What you should do ->
Rewrite all the items with "screenshot" changed to "capture" and every other part left as it is. Omit the pictures from your answer.

Element and coordinate records ->
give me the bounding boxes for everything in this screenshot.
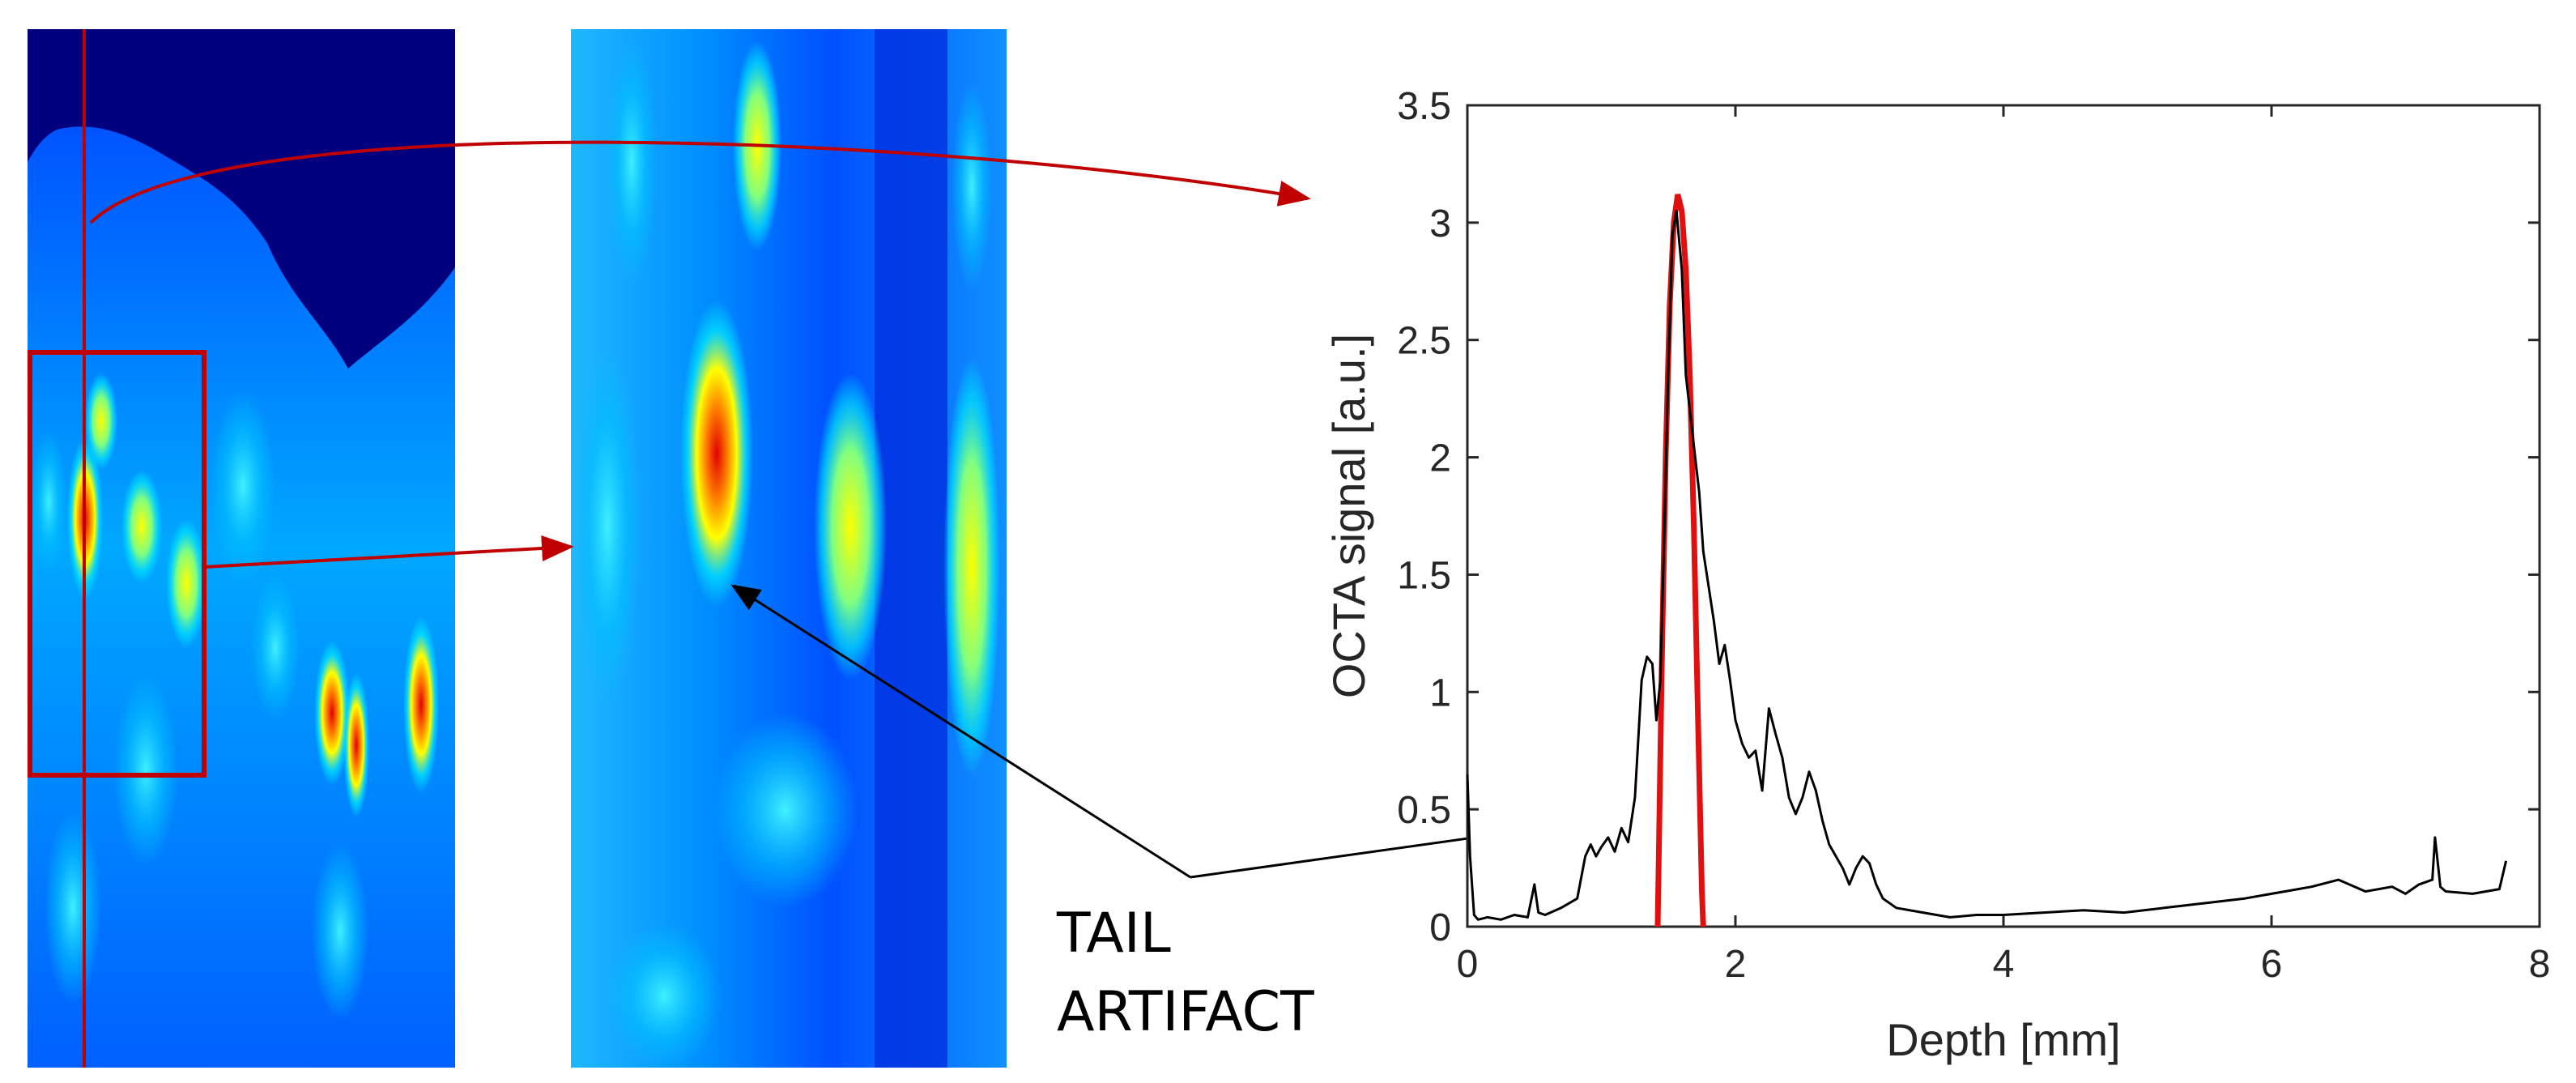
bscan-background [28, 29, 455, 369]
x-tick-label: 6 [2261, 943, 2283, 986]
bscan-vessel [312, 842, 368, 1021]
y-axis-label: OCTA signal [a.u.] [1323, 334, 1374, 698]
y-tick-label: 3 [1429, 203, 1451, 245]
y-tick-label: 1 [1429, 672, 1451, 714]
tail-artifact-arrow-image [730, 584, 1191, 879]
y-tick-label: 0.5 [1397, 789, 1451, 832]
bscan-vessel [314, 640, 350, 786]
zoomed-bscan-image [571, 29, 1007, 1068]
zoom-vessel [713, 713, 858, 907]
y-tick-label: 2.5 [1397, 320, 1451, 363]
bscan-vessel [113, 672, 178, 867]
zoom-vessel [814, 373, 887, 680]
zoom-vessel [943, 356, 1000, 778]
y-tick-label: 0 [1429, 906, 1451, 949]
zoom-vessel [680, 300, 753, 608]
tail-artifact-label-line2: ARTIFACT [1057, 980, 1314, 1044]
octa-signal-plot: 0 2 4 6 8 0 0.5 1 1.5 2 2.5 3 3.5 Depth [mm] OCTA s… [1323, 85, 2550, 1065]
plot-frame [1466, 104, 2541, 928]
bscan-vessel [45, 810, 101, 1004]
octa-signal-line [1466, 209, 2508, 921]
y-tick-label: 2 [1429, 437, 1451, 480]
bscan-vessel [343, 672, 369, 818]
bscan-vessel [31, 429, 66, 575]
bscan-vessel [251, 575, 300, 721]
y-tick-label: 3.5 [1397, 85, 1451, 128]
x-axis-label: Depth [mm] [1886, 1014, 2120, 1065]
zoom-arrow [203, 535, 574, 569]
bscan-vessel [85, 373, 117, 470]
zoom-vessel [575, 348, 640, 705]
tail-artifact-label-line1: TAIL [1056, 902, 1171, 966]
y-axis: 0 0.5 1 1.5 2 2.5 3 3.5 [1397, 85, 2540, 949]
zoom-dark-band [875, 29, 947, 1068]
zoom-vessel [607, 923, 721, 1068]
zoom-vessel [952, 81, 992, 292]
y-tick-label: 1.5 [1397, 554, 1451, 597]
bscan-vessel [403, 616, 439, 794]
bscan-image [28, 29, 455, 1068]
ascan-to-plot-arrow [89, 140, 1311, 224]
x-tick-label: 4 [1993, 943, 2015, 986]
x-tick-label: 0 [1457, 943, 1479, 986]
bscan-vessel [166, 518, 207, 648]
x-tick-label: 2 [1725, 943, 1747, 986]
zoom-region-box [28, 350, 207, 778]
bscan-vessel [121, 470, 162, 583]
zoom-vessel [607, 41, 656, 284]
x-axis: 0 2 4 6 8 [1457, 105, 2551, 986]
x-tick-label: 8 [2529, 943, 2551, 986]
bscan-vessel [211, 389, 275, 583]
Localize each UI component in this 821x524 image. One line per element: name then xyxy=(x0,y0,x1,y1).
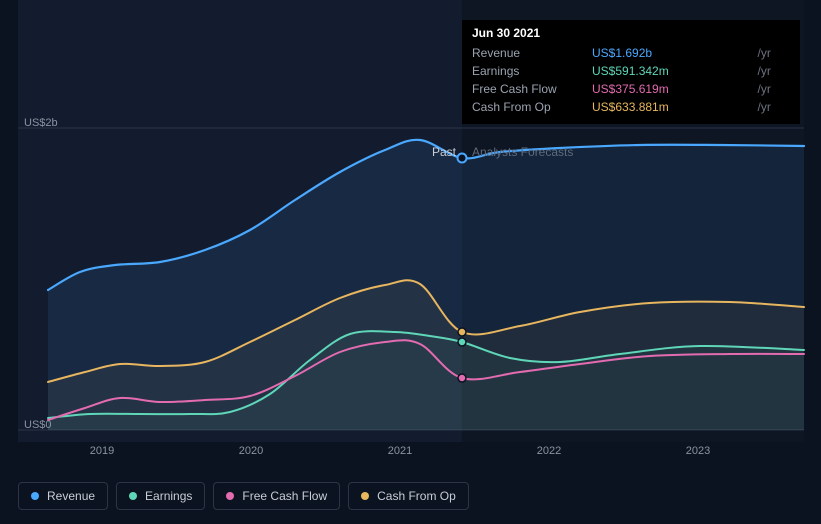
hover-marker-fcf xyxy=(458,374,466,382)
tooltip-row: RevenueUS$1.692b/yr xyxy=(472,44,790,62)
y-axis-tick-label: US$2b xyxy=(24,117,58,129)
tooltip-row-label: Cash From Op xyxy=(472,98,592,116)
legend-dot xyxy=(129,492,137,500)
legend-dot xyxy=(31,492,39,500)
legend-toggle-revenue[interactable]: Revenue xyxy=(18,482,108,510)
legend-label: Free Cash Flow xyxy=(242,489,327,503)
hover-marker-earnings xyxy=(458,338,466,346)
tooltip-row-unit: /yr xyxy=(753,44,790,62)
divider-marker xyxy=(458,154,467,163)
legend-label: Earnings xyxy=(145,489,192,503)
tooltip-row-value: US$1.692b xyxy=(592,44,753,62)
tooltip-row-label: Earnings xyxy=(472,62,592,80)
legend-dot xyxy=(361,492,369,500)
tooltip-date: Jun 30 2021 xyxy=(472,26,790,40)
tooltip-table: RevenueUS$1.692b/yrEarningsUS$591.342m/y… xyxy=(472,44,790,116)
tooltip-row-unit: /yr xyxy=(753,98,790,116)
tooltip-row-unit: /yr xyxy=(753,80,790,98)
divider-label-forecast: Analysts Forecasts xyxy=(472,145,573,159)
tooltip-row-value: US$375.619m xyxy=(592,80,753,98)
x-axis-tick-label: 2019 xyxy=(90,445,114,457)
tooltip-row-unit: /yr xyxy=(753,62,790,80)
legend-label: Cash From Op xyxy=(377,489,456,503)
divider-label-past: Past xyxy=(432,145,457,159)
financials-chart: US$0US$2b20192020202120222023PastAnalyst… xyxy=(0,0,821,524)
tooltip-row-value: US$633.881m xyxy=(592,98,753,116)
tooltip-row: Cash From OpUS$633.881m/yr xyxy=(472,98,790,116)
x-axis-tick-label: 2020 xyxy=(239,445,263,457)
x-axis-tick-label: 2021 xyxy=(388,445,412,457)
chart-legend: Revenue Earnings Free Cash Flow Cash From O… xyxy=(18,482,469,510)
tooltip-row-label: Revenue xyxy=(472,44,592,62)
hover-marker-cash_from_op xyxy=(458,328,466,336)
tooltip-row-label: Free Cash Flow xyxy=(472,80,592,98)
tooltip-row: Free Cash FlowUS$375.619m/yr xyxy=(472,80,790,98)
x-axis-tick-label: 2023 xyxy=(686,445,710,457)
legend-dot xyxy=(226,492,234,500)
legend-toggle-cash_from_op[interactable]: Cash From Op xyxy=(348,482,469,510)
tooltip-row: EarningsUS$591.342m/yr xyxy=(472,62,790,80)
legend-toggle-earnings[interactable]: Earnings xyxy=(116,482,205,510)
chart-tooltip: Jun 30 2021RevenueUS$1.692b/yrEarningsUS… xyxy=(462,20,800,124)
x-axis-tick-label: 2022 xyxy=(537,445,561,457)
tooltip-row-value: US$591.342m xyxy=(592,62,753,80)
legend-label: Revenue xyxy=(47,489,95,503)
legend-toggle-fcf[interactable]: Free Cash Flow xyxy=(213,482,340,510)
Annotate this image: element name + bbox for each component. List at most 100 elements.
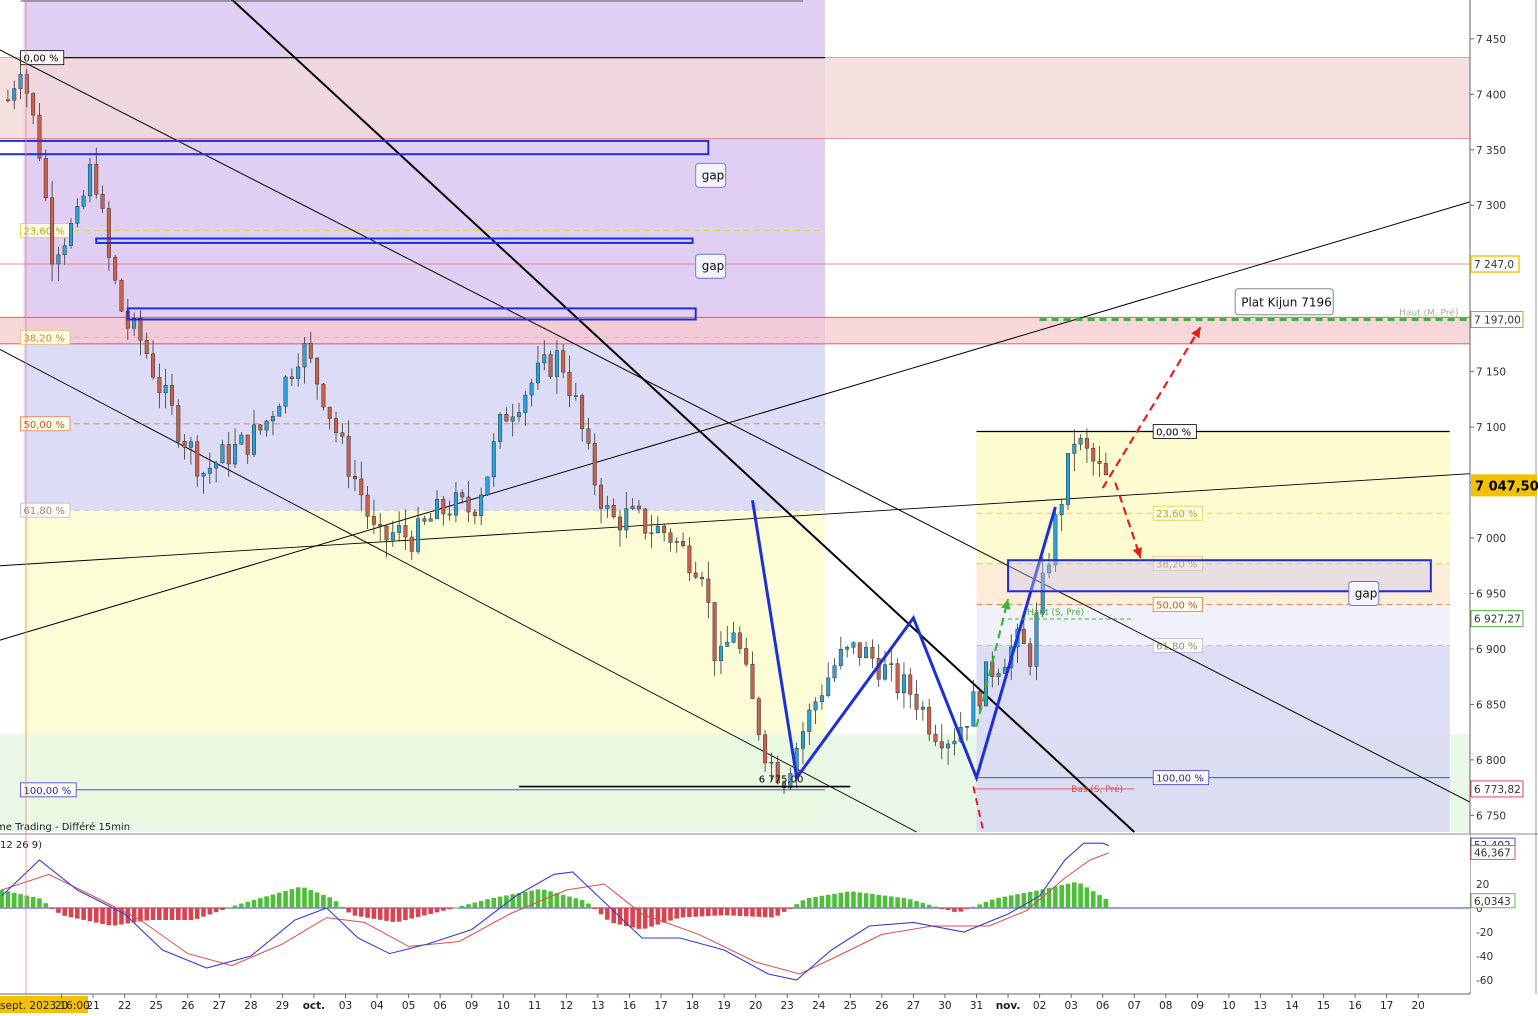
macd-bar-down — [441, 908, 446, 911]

Task answer ->
give me the bounding boxes for everything in this capture.
bscan-background [28, 29, 455, 369]
x-tick-label: 6 [2261, 943, 2283, 986]
bscan-vessel [312, 842, 368, 1021]
y-axis-label: OCTA signal [a.u.] [1323, 334, 1374, 698]
y-tick-label: 3 [1429, 203, 1451, 245]
y-tick-label: 1 [1429, 672, 1451, 714]
tail-artifact-arrow-image [730, 584, 1191, 879]
y-tick-label: 0.5 [1397, 789, 1451, 832]
bscan-vessel [314, 640, 350, 786]
zoomed-bscan-image [571, 29, 1007, 1068]
zoom-vessel [713, 713, 858, 907]
y-tick-label: 2.5 [1397, 320, 1451, 363]
bscan-vessel [113, 672, 178, 867]
zoom-vessel [814, 373, 887, 680]
zoom-vessel [943, 356, 1000, 778]
y-tick-label: 0 [1429, 906, 1451, 949]
zoom-vessel [680, 300, 753, 608]
tail-artifact-label-line2: ARTIFACT [1057, 980, 1314, 1044]
octa-signal-plot: 0 2 4 6 8 0 0.5 1 1.5 2 2.5 3 3.5 Depth [mm] OCTA s… [1323, 85, 2550, 1065]
plot-frame [1466, 104, 2541, 928]
bscan-vessel [45, 810, 101, 1004]
octa-signal-line [1466, 209, 2508, 921]
y-tick-label: 2 [1429, 437, 1451, 480]
bscan-vessel [343, 672, 369, 818]
bscan-vessel [31, 429, 66, 575]
bscan-vessel [251, 575, 300, 721]
y-tick-label: 3.5 [1397, 85, 1451, 128]
x-axis-label: Depth [mm] [1886, 1014, 2120, 1065]
zoom-arrow [203, 535, 574, 569]
bscan-vessel [85, 373, 117, 470]
zoom-vessel [575, 348, 640, 705]
tail-artifact-label-line1: TAIL [1056, 902, 1171, 966]
y-axis: 0 0.5 1 1.5 2 2.5 3 3.5 [1397, 85, 2540, 949]
zoom-dark-band [875, 29, 947, 1068]
zoom-vessel [607, 923, 721, 1068]
zoom-vessel [952, 81, 992, 292]
y-tick-label: 1.5 [1397, 554, 1451, 597]
bscan-vessel [403, 616, 439, 794]
bscan-image [28, 29, 455, 1068]
ascan-to-plot-arrow [89, 140, 1311, 224]
x-tick-label: 4 [1993, 943, 2015, 986]
x-tick-label: 0 [1457, 943, 1479, 986]
bscan-vessel [166, 518, 207, 648]
x-tick-label: 2 [1725, 943, 1747, 986]
zoom-region-box [28, 350, 207, 778]
bscan-vessel [121, 470, 162, 583]
zoom-vessel [607, 41, 656, 284]
x-axis: 0 2 4 6 8 [1457, 105, 2551, 986]
x-tick-label: 8 [2529, 943, 2551, 986]
bscan-vessel [211, 389, 275, 583]
Localize each UI component in this 821x524 image. One line per element: name then xyxy=(x0,y0,x1,y1).
hover-marker-fcf xyxy=(458,374,466,382)
tooltip-row: RevenueUS$1.692b/yr xyxy=(472,44,790,62)
y-axis-tick-label: US$2b xyxy=(24,117,58,129)
tooltip-row-label: Cash From Op xyxy=(472,98,592,116)
legend-dot xyxy=(129,492,137,500)
legend-dot xyxy=(31,492,39,500)
legend-toggle-revenue[interactable]: Revenue xyxy=(18,482,108,510)
legend-label: Free Cash Flow xyxy=(242,489,327,503)
hover-marker-earnings xyxy=(458,338,466,346)
tooltip-row-unit: /yr xyxy=(753,44,790,62)
divider-marker xyxy=(458,154,467,163)
legend-label: Earnings xyxy=(145,489,192,503)
tooltip-row-value: US$1.692b xyxy=(592,44,753,62)
tooltip-row-label: Earnings xyxy=(472,62,592,80)
legend-dot xyxy=(361,492,369,500)
tooltip-date: Jun 30 2021 xyxy=(472,26,790,40)
tooltip-table: RevenueUS$1.692b/yrEarningsUS$591.342m/y… xyxy=(472,44,790,116)
tooltip-row-unit: /yr xyxy=(753,98,790,116)
tooltip-row-unit: /yr xyxy=(753,80,790,98)
divider-label-forecast: Analysts Forecasts xyxy=(472,145,573,159)
tooltip-row-value: US$375.619m xyxy=(592,80,753,98)
x-axis-tick-label: 2019 xyxy=(90,445,114,457)
tooltip-row-unit: /yr xyxy=(753,62,790,80)
legend-label: Cash From Op xyxy=(377,489,456,503)
divider-label-past: Past xyxy=(432,145,457,159)
financials-chart: US$0US$2b20192020202120222023PastAnalyst… xyxy=(0,0,821,524)
tooltip-row-value: US$633.881m xyxy=(592,98,753,116)
tooltip-row: Cash From OpUS$633.881m/yr xyxy=(472,98,790,116)
x-axis-tick-label: 2020 xyxy=(239,445,263,457)
x-axis-tick-label: 2021 xyxy=(388,445,412,457)
chart-legend: Revenue Earnings Free Cash Flow Cash From O… xyxy=(18,482,469,510)
tooltip-row-label: Revenue xyxy=(472,44,592,62)
hover-marker-cash_from_op xyxy=(458,328,466,336)
tooltip-row-label: Free Cash Flow xyxy=(472,80,592,98)
tooltip-row: Free Cash FlowUS$375.619m/yr xyxy=(472,80,790,98)
x-axis-tick-label: 2023 xyxy=(686,445,710,457)
legend-dot xyxy=(226,492,234,500)
legend-toggle-cash_from_op[interactable]: Cash From Op xyxy=(348,482,469,510)
tooltip-row: EarningsUS$591.342m/yr xyxy=(472,62,790,80)
legend-toggle-earnings[interactable]: Earnings xyxy=(116,482,205,510)
chart-tooltip: Jun 30 2021RevenueUS$1.692b/yrEarningsUS… xyxy=(462,20,800,124)
x-axis-tick-label: 2022 xyxy=(537,445,561,457)
tooltip-row-value: US$591.342m xyxy=(592,62,753,80)
legend-label: Revenue xyxy=(47,489,95,503)
legend-toggle-fcf[interactable]: Free Cash Flow xyxy=(213,482,340,510)
Annotate this image: element name + bbox for each component. List at most 100 elements.
macd-bar-down — [441, 908, 446, 911]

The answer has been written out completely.